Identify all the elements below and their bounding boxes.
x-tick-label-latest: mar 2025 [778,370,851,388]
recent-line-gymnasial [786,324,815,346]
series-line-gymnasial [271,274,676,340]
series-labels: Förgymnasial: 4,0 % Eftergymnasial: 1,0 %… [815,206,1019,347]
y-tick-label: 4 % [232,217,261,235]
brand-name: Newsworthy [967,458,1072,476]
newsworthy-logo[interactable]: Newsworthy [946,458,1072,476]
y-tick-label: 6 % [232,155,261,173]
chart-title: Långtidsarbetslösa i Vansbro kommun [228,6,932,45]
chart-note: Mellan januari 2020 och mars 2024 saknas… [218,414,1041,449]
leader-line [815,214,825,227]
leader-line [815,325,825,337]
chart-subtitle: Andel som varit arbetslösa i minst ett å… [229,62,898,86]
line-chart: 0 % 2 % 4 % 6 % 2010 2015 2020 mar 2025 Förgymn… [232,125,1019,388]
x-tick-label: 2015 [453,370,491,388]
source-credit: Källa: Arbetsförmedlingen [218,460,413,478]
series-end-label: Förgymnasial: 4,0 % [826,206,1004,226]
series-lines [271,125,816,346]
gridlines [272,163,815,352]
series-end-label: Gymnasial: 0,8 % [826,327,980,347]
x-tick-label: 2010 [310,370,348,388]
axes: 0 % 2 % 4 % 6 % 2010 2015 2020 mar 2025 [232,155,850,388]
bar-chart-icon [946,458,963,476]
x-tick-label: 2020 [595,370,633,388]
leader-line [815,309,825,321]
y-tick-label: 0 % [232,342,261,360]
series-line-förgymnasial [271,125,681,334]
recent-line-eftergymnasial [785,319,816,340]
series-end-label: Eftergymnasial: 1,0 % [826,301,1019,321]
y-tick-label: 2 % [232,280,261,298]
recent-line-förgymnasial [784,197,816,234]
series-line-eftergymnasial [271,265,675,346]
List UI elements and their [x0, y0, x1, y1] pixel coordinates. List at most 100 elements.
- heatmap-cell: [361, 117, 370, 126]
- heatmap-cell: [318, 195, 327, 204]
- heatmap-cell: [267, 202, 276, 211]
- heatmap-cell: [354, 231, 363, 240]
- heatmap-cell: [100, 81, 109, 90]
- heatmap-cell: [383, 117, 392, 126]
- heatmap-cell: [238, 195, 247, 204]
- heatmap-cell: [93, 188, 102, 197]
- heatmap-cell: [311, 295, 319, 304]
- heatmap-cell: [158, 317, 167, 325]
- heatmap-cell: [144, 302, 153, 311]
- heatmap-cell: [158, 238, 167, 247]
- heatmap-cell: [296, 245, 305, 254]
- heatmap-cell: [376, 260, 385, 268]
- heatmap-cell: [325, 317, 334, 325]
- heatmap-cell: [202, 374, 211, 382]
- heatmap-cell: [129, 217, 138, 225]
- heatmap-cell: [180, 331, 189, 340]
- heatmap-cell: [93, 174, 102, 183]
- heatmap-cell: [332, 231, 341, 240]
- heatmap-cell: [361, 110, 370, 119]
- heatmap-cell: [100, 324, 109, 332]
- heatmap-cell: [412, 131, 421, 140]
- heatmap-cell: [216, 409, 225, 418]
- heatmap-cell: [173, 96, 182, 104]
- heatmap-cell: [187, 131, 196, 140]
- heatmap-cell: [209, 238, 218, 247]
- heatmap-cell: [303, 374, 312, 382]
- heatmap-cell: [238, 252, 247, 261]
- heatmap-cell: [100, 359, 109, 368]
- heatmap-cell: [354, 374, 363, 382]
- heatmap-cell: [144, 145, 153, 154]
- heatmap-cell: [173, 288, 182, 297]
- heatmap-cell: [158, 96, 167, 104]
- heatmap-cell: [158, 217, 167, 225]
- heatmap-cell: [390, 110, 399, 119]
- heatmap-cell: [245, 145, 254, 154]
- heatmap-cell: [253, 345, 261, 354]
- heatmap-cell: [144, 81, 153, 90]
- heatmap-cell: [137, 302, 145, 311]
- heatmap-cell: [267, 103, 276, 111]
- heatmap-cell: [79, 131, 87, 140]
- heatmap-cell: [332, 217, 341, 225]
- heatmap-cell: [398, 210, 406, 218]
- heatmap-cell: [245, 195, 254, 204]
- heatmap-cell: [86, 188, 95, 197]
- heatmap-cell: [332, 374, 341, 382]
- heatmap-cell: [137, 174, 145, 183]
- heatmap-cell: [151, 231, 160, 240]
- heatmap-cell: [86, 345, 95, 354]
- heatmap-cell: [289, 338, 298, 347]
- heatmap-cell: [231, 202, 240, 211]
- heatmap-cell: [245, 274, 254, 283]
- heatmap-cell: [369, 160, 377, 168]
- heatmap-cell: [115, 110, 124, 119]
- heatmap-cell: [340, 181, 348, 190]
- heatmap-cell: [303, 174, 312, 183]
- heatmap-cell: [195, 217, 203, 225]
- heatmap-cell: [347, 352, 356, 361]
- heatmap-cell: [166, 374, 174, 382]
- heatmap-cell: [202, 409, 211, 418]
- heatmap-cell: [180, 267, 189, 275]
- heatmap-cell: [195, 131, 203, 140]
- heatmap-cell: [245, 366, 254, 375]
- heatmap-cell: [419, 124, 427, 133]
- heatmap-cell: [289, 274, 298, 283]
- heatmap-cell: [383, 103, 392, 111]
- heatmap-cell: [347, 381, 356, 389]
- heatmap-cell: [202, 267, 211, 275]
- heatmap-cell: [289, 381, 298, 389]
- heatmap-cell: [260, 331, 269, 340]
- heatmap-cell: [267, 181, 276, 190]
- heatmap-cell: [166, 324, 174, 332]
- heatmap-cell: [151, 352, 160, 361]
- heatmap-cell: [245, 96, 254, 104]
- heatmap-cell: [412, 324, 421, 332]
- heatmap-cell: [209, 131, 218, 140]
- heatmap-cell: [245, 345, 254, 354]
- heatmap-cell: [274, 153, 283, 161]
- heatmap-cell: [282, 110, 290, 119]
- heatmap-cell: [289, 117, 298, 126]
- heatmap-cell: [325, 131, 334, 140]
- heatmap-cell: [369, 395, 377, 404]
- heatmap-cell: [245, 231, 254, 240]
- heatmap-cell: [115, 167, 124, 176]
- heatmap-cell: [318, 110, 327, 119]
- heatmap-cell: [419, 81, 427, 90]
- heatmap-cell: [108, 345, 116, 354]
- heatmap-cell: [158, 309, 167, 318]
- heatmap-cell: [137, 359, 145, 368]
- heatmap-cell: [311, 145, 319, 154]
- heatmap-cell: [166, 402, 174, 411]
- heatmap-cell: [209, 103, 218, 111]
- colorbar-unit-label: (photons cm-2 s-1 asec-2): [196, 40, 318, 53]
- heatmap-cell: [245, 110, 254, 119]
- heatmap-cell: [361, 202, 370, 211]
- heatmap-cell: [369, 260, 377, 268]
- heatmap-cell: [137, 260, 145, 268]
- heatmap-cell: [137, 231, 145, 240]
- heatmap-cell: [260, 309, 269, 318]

## [Work to complete]
Rewrite every line of the records above as a numbered list, leaving out any blank lines.

## [Solution for this exercise]
1. Identify all the elements below and their bounding boxes.
2. x-tick-label-latest: mar 2025 [778,370,851,388]
3. recent-line-gymnasial [786,324,815,346]
4. series-line-gymnasial [271,274,676,340]
5. series-labels: Förgymnasial: 4,0 % Eftergymnasial: 1,0 %… [815,206,1019,347]
6. y-tick-label: 4 % [232,217,261,235]
7. brand-name: Newsworthy [967,458,1072,476]
8. newsworthy-logo[interactable]: Newsworthy [946,458,1072,476]
9. y-tick-label: 6 % [232,155,261,173]
10. chart-title: Långtidsarbetslösa i Vansbro kommun [228,6,932,45]
11. chart-note: Mellan januari 2020 och mars 2024 saknas… [218,414,1041,449]
12. leader-line [815,214,825,227]
13. leader-line [815,325,825,337]
14. chart-subtitle: Andel som varit arbetslösa i minst ett å… [229,62,898,86]
15. line-chart: 0 % 2 % 4 % 6 % 2010 2015 2020 mar 2025 Förgymn… [232,125,1019,388]
16. x-tick-label: 2015 [453,370,491,388]
17. source-credit: Källa: Arbetsförmedlingen [218,460,413,478]
18. series-end-label: Förgymnasial: 4,0 % [826,206,1004,226]
19. series-lines [271,125,816,346]
20. gridlines [272,163,815,352]
21. series-end-label: Gymnasial: 0,8 % [826,327,980,347]
22. x-tick-label: 2010 [310,370,348,388]
23. axes: 0 % 2 % 4 % 6 % 2010 2015 2020 mar 2025 [232,155,850,388]
24. bar-chart-icon [946,458,963,476]
25. x-tick-label: 2020 [595,370,633,388]
26. leader-line [815,309,825,321]
27. y-tick-label: 0 % [232,342,261,360]
28. series-line-förgymnasial [271,125,681,334]
29. recent-line-eftergymnasial [785,319,816,340]
30. series-end-label: Eftergymnasial: 1,0 % [826,301,1019,321]
31. y-tick-label: 2 % [232,280,261,298]
32. recent-line-förgymnasial [784,197,816,234]
33. series-line-eftergymnasial [271,265,675,346]
34. List UI elements and their [x0, y0, x1, y1] pixel coordinates. List at most 100 elements.
35. - heatmap-cell: [361, 117, 370, 126]
36. - heatmap-cell: [318, 195, 327, 204]
37. - heatmap-cell: [267, 202, 276, 211]
38. - heatmap-cell: [354, 231, 363, 240]
39. - heatmap-cell: [100, 81, 109, 90]
40. - heatmap-cell: [383, 117, 392, 126]
41. - heatmap-cell: [238, 195, 247, 204]
42. - heatmap-cell: [93, 188, 102, 197]
43. - heatmap-cell: [311, 295, 319, 304]
44. - heatmap-cell: [158, 317, 167, 325]
45. - heatmap-cell: [144, 302, 153, 311]
46. - heatmap-cell: [158, 238, 167, 247]
47. - heatmap-cell: [296, 245, 305, 254]
48. - heatmap-cell: [376, 260, 385, 268]
49. - heatmap-cell: [325, 317, 334, 325]
50. - heatmap-cell: [202, 374, 211, 382]
51. - heatmap-cell: [129, 217, 138, 225]
52. - heatmap-cell: [180, 331, 189, 340]
53. - heatmap-cell: [93, 174, 102, 183]
54. - heatmap-cell: [332, 231, 341, 240]
55. - heatmap-cell: [361, 110, 370, 119]
56. - heatmap-cell: [100, 324, 109, 332]
57. - heatmap-cell: [412, 131, 421, 140]
58. - heatmap-cell: [216, 409, 225, 418]
59. - heatmap-cell: [173, 96, 182, 104]
60. - heatmap-cell: [187, 131, 196, 140]
61. - heatmap-cell: [209, 238, 218, 247]
62. - heatmap-cell: [303, 374, 312, 382]
63. - heatmap-cell: [238, 252, 247, 261]
64. - heatmap-cell: [100, 359, 109, 368]
65. - heatmap-cell: [354, 374, 363, 382]
66. - heatmap-cell: [144, 145, 153, 154]
67. - heatmap-cell: [173, 288, 182, 297]
68. - heatmap-cell: [158, 96, 167, 104]
69. - heatmap-cell: [158, 217, 167, 225]
70. - heatmap-cell: [390, 110, 399, 119]
71. - heatmap-cell: [245, 145, 254, 154]
72. - heatmap-cell: [253, 345, 261, 354]
73. - heatmap-cell: [144, 81, 153, 90]
74. - heatmap-cell: [137, 302, 145, 311]
75. - heatmap-cell: [267, 103, 276, 111]
76. - heatmap-cell: [79, 131, 87, 140]
77. - heatmap-cell: [332, 217, 341, 225]
78. - heatmap-cell: [398, 210, 406, 218]
79. - heatmap-cell: [245, 195, 254, 204]
80. - heatmap-cell: [86, 188, 95, 197]
81. - heatmap-cell: [332, 374, 341, 382]
82. - heatmap-cell: [137, 174, 145, 183]
83. - heatmap-cell: [151, 231, 160, 240]
84. - heatmap-cell: [86, 345, 95, 354]
85. - heatmap-cell: [289, 338, 298, 347]
86. - heatmap-cell: [231, 202, 240, 211]
87. - heatmap-cell: [245, 274, 254, 283]
88. - heatmap-cell: [369, 160, 377, 168]
89. - heatmap-cell: [115, 110, 124, 119]
90. - heatmap-cell: [340, 181, 348, 190]
91. - heatmap-cell: [303, 174, 312, 183]
92. - heatmap-cell: [195, 217, 203, 225]
93. - heatmap-cell: [347, 352, 356, 361]
94. - heatmap-cell: [166, 374, 174, 382]
95. - heatmap-cell: [202, 409, 211, 418]
96. - heatmap-cell: [180, 267, 189, 275]
97. - heatmap-cell: [195, 131, 203, 140]
98. - heatmap-cell: [245, 366, 254, 375]
99. - heatmap-cell: [419, 124, 427, 133]
100. - heatmap-cell: [289, 274, 298, 283]
101. - heatmap-cell: [383, 103, 392, 111]
102. - heatmap-cell: [347, 381, 356, 389]
103. - heatmap-cell: [202, 267, 211, 275]
104. - heatmap-cell: [289, 381, 298, 389]
105. - heatmap-cell: [260, 331, 269, 340]
106. - heatmap-cell: [267, 181, 276, 190]
107. - heatmap-cell: [166, 324, 174, 332]
108. - heatmap-cell: [151, 352, 160, 361]
109. - heatmap-cell: [245, 96, 254, 104]
110. - heatmap-cell: [412, 324, 421, 332]
111. - heatmap-cell: [209, 131, 218, 140]
112. - heatmap-cell: [245, 345, 254, 354]
113. - heatmap-cell: [274, 153, 283, 161]
114. - heatmap-cell: [282, 110, 290, 119]
115. - heatmap-cell: [289, 117, 298, 126]
116. - heatmap-cell: [325, 131, 334, 140]
117. - heatmap-cell: [369, 395, 377, 404]
118. - heatmap-cell: [245, 231, 254, 240]
119. - heatmap-cell: [115, 167, 124, 176]
120. - heatmap-cell: [318, 110, 327, 119]
121. - heatmap-cell: [419, 81, 427, 90]
122. - heatmap-cell: [108, 345, 116, 354]
123. - heatmap-cell: [158, 309, 167, 318]
124. - heatmap-cell: [137, 359, 145, 368]
125. - heatmap-cell: [311, 145, 319, 154]
126. - heatmap-cell: [166, 402, 174, 411]
127. - heatmap-cell: [209, 103, 218, 111]
128. - colorbar-unit-label: (photons cm-2 s-1 asec-2): [196, 40, 318, 53]
129. - heatmap-cell: [245, 110, 254, 119]
130. - heatmap-cell: [361, 202, 370, 211]
131. - heatmap-cell: [369, 260, 377, 268]
132. - heatmap-cell: [137, 260, 145, 268]
133. - heatmap-cell: [137, 231, 145, 240]
134. - heatmap-cell: [260, 309, 269, 318]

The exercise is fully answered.